» **DATASET RECORDS**
_ _ _

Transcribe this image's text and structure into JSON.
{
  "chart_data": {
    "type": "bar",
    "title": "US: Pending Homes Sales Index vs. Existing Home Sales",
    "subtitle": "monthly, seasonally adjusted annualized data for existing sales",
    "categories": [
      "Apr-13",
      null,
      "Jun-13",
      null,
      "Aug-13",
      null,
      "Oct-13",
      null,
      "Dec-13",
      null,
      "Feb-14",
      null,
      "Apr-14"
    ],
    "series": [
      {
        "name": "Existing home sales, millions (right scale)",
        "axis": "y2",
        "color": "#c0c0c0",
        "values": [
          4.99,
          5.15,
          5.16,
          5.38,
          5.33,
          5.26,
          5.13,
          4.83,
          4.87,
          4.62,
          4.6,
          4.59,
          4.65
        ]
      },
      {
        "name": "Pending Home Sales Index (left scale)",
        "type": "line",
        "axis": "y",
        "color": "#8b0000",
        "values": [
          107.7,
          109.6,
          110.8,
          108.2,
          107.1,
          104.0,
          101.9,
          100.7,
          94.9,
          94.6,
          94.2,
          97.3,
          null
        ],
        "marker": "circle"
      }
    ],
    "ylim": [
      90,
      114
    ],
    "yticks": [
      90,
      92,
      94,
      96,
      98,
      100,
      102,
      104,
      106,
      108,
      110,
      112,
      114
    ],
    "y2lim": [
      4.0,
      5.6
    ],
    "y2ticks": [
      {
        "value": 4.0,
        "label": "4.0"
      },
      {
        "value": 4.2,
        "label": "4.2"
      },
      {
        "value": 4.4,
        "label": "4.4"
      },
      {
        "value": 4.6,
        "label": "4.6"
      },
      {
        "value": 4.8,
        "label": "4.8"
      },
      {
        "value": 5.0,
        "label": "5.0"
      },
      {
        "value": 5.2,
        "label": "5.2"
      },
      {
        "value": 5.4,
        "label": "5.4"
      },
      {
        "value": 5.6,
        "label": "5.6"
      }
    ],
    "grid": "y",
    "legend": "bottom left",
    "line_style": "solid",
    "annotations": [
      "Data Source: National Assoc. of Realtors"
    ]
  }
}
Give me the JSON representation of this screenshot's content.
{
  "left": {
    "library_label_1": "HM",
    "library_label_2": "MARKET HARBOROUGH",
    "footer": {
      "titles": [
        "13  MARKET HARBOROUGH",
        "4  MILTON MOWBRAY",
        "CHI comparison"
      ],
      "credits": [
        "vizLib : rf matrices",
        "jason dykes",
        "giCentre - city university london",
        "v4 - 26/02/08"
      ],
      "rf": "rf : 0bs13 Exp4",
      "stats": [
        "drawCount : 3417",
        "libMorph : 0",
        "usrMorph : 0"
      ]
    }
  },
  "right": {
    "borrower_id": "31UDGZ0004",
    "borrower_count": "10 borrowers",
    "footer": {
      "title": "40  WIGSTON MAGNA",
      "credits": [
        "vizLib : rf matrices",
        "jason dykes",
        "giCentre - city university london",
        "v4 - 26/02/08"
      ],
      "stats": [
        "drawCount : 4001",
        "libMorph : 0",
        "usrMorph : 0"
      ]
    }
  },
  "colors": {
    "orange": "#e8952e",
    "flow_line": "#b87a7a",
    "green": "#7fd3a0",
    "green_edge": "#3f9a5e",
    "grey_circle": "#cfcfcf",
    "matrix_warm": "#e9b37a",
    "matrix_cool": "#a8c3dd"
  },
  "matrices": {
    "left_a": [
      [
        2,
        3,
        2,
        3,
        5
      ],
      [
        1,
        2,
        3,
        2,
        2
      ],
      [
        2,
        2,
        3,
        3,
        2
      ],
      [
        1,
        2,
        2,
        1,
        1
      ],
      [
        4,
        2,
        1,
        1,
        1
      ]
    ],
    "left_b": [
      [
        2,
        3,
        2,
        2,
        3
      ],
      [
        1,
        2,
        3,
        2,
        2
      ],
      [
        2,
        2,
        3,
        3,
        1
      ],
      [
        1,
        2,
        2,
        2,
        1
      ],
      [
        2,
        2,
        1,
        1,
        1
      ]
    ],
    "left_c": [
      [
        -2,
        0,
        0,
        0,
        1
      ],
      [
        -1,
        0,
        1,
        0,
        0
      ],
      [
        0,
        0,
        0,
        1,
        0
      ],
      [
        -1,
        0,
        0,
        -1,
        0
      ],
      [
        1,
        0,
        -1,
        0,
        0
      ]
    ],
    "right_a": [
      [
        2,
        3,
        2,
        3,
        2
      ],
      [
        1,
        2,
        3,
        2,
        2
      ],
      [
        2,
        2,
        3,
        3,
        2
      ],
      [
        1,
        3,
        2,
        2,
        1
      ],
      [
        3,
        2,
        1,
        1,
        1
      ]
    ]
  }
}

_ _ _

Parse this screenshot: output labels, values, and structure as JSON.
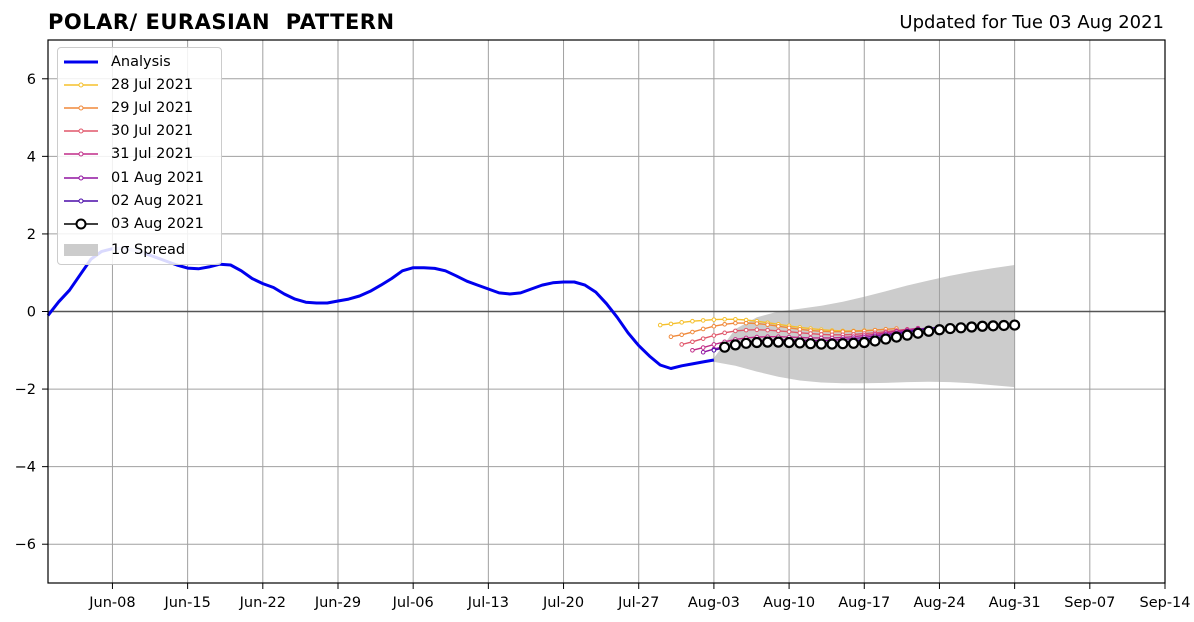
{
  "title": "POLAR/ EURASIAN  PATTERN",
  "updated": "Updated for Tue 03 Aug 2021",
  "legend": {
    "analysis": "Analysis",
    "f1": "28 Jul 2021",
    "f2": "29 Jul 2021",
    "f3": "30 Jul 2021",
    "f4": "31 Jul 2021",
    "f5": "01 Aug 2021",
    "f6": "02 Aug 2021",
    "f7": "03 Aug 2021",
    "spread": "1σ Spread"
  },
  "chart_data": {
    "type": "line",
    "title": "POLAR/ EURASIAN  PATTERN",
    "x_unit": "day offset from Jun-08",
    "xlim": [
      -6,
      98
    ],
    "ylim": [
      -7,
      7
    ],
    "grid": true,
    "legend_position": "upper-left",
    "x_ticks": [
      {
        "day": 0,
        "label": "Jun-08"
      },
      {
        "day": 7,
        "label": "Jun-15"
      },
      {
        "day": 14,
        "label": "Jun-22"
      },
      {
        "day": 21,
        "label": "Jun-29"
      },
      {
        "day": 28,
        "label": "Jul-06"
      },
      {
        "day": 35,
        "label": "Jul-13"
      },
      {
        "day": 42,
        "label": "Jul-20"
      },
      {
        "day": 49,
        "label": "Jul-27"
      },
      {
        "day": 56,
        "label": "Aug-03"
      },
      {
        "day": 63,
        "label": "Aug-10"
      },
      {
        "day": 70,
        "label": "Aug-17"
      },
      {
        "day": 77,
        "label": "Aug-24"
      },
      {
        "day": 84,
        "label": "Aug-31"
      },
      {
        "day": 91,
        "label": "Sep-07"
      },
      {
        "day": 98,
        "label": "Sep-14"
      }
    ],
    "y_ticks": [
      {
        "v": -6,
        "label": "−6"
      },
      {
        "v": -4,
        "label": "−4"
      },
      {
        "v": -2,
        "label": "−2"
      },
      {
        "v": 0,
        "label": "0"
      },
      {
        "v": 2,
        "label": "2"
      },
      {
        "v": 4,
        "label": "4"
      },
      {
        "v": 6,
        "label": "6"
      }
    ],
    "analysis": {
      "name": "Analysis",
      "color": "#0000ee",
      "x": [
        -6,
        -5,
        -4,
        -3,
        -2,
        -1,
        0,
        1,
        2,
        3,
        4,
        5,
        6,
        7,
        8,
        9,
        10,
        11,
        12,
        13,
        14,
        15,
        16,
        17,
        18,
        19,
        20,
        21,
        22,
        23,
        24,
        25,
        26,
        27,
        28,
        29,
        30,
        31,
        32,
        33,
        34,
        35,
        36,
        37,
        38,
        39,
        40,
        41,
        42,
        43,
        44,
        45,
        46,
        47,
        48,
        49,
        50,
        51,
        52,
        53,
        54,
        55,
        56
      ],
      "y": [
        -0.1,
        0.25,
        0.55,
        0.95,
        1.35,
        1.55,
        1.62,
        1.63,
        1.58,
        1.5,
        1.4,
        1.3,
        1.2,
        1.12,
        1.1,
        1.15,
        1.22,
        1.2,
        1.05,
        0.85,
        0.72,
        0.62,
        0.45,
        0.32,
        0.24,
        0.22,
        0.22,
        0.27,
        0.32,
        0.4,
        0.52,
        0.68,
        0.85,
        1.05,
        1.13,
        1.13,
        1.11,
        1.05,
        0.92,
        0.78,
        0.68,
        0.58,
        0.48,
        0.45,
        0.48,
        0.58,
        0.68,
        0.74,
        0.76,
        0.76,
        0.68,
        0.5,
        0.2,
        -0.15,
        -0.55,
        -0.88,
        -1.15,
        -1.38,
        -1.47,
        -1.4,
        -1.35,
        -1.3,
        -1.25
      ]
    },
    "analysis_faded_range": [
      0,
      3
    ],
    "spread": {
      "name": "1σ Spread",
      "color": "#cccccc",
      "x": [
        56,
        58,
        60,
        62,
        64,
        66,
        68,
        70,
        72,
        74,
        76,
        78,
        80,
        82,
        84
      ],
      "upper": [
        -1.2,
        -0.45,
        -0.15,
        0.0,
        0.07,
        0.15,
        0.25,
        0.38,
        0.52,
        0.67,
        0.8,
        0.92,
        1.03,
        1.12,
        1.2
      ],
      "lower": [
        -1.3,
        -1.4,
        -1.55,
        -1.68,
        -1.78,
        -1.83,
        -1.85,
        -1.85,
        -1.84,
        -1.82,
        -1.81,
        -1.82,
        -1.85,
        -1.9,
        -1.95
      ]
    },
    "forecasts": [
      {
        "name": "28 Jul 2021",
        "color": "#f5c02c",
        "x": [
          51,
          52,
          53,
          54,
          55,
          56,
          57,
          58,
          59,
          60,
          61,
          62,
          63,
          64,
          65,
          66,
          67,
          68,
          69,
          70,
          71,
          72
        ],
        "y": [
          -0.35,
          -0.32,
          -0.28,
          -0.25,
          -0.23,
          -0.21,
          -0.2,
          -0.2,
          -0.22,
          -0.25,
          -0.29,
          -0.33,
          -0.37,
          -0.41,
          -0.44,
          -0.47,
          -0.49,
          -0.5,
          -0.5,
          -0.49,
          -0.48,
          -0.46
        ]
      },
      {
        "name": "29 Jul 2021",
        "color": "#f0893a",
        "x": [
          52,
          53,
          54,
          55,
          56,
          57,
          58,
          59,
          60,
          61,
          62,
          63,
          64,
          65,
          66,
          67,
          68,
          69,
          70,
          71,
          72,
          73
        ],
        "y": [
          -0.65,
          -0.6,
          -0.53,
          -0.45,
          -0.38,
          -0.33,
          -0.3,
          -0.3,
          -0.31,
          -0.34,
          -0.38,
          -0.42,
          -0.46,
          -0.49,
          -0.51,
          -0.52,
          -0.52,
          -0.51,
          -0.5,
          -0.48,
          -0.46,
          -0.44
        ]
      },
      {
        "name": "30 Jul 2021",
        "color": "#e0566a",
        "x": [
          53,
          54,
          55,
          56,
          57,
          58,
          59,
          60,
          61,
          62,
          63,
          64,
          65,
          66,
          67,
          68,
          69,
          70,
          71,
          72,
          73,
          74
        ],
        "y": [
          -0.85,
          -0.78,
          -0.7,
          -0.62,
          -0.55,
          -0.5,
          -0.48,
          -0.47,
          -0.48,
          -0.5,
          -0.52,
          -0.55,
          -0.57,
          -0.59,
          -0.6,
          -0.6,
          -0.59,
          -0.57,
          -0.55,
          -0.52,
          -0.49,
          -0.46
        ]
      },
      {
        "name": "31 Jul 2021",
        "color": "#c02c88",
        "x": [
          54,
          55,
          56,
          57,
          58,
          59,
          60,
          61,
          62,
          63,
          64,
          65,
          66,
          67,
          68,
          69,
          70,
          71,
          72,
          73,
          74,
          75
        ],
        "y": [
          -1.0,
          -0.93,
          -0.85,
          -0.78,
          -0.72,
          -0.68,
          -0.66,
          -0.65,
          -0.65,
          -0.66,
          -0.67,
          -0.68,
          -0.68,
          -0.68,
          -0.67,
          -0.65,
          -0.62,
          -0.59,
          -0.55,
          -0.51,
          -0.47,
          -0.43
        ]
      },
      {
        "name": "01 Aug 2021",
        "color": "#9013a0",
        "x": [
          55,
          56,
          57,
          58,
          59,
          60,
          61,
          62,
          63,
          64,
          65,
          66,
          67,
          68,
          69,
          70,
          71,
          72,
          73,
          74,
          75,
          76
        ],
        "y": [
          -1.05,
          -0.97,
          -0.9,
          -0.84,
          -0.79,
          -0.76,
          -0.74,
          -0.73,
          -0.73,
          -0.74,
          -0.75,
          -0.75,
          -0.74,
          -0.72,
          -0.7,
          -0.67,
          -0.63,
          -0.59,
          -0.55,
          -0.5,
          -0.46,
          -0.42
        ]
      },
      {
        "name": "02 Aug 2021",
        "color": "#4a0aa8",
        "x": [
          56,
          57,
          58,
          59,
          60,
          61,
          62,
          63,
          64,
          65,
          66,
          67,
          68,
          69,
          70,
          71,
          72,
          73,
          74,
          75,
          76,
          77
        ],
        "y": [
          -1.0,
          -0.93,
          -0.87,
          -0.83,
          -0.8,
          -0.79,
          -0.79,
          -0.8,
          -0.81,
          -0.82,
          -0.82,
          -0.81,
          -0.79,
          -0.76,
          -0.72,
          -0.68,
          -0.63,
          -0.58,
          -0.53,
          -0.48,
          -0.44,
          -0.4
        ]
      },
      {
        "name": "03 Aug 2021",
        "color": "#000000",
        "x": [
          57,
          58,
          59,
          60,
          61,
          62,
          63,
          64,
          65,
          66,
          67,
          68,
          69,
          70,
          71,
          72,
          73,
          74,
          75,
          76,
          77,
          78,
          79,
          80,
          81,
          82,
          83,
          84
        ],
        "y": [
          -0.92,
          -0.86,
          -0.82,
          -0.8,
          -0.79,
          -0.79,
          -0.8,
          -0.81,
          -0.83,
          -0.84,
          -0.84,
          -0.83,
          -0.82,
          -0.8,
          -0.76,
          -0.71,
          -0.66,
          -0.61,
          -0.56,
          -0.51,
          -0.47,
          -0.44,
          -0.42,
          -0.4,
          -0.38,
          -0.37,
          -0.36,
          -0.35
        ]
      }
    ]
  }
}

_ _ _

» **AIM OF THE TASK**
From the entries above, extract every line where the word "structure" appears.

» **EXERCISE ANSWER**
Transcribe this image's text and structure into JSON.
Parse this screenshot: output labels, values, and structure as JSON.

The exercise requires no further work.